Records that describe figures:

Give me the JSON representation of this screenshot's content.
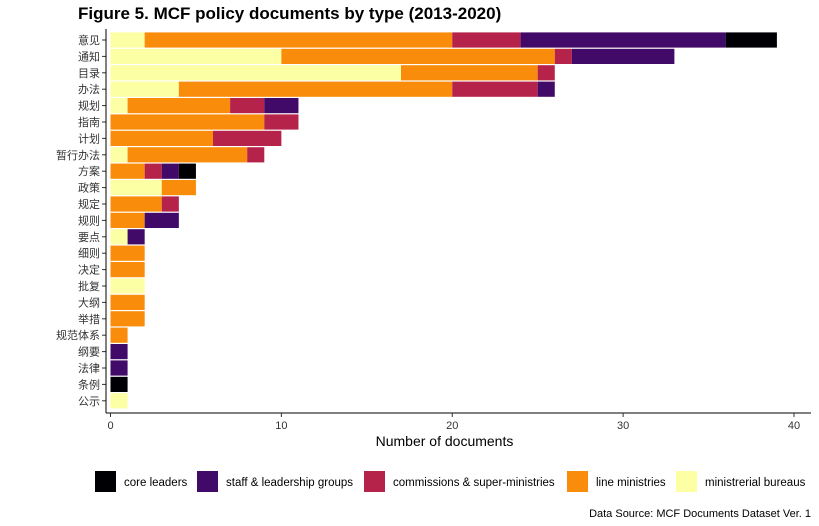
{
  "chart_data": {
    "type": "bar",
    "orientation": "horizontal",
    "stacked": true,
    "title": "Figure 5. MCF policy documents by type (2013-2020)",
    "xlabel": "Number of documents",
    "ylabel": "",
    "xlim": [
      0,
      40
    ],
    "xticks": [
      0,
      10,
      20,
      30,
      40
    ],
    "grid": false,
    "legend_position": "bottom",
    "caption": "Data Source: MCF Documents Dataset Ver. 1",
    "categories": [
      "意见",
      "通知",
      "目录",
      "办法",
      "规划",
      "指南",
      "计划",
      "暂行办法",
      "方案",
      "政策",
      "规定",
      "规则",
      "要点",
      "细则",
      "决定",
      "批复",
      "大纲",
      "举措",
      "规范体系",
      "纲要",
      "法律",
      "条例",
      "公示"
    ],
    "series": [
      {
        "name": "ministrerial bureaus",
        "color": "#FCFFA4",
        "values": [
          2,
          10,
          17,
          4,
          1,
          0,
          0,
          1,
          0,
          3,
          0,
          0,
          1,
          0,
          0,
          2,
          0,
          0,
          0,
          0,
          0,
          0,
          1
        ]
      },
      {
        "name": "line ministries",
        "color": "#F98C0A",
        "values": [
          18,
          16,
          8,
          16,
          6,
          9,
          6,
          7,
          2,
          2,
          3,
          2,
          0,
          2,
          2,
          0,
          2,
          2,
          1,
          0,
          0,
          0,
          0
        ]
      },
      {
        "name": "commissions & super-ministries",
        "color": "#B5224A",
        "values": [
          4,
          1,
          1,
          5,
          2,
          2,
          4,
          1,
          1,
          0,
          1,
          0,
          0,
          0,
          0,
          0,
          0,
          0,
          0,
          0,
          0,
          0,
          0
        ]
      },
      {
        "name": "staff & leadership groups",
        "color": "#420A68",
        "values": [
          12,
          6,
          0,
          1,
          2,
          0,
          0,
          0,
          1,
          0,
          0,
          2,
          1,
          0,
          0,
          0,
          0,
          0,
          0,
          1,
          1,
          0,
          0
        ]
      },
      {
        "name": "core leaders",
        "color": "#000004",
        "values": [
          3,
          0,
          0,
          0,
          0,
          0,
          0,
          0,
          1,
          0,
          0,
          0,
          0,
          0,
          0,
          0,
          0,
          0,
          0,
          0,
          0,
          1,
          0
        ]
      }
    ],
    "legend_order": [
      "core leaders",
      "staff & leadership groups",
      "commissions & super-ministries",
      "line ministries",
      "ministrerial bureaus"
    ]
  }
}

*Written exercise*:
Without including any picture, retype the entries exactly.

*Problem solution*:
Give me the JSON representation of this screenshot's content.
{
  "chart_data": {
    "type": "bar",
    "orientation": "horizontal",
    "stacked": true,
    "title": "Figure 5. MCF policy documents by type (2013-2020)",
    "xlabel": "Number of documents",
    "ylabel": "",
    "xlim": [
      0,
      40
    ],
    "xticks": [
      0,
      10,
      20,
      30,
      40
    ],
    "grid": false,
    "legend_position": "bottom",
    "caption": "Data Source: MCF Documents Dataset Ver. 1",
    "categories": [
      "意见",
      "通知",
      "目录",
      "办法",
      "规划",
      "指南",
      "计划",
      "暂行办法",
      "方案",
      "政策",
      "规定",
      "规则",
      "要点",
      "细则",
      "决定",
      "批复",
      "大纲",
      "举措",
      "规范体系",
      "纲要",
      "法律",
      "条例",
      "公示"
    ],
    "series": [
      {
        "name": "ministrerial bureaus",
        "color": "#FCFFA4",
        "values": [
          2,
          10,
          17,
          4,
          1,
          0,
          0,
          1,
          0,
          3,
          0,
          0,
          1,
          0,
          0,
          2,
          0,
          0,
          0,
          0,
          0,
          0,
          1
        ]
      },
      {
        "name": "line ministries",
        "color": "#F98C0A",
        "values": [
          18,
          16,
          8,
          16,
          6,
          9,
          6,
          7,
          2,
          2,
          3,
          2,
          0,
          2,
          2,
          0,
          2,
          2,
          1,
          0,
          0,
          0,
          0
        ]
      },
      {
        "name": "commissions & super-ministries",
        "color": "#B5224A",
        "values": [
          4,
          1,
          1,
          5,
          2,
          2,
          4,
          1,
          1,
          0,
          1,
          0,
          0,
          0,
          0,
          0,
          0,
          0,
          0,
          0,
          0,
          0,
          0
        ]
      },
      {
        "name": "staff & leadership groups",
        "color": "#420A68",
        "values": [
          12,
          6,
          0,
          1,
          2,
          0,
          0,
          0,
          1,
          0,
          0,
          2,
          1,
          0,
          0,
          0,
          0,
          0,
          0,
          1,
          1,
          0,
          0
        ]
      },
      {
        "name": "core leaders",
        "color": "#000004",
        "values": [
          3,
          0,
          0,
          0,
          0,
          0,
          0,
          0,
          1,
          0,
          0,
          0,
          0,
          0,
          0,
          0,
          0,
          0,
          0,
          0,
          0,
          1,
          0
        ]
      }
    ],
    "legend_order": [
      "core leaders",
      "staff & leadership groups",
      "commissions & super-ministries",
      "line ministries",
      "ministrerial bureaus"
    ]
  }
}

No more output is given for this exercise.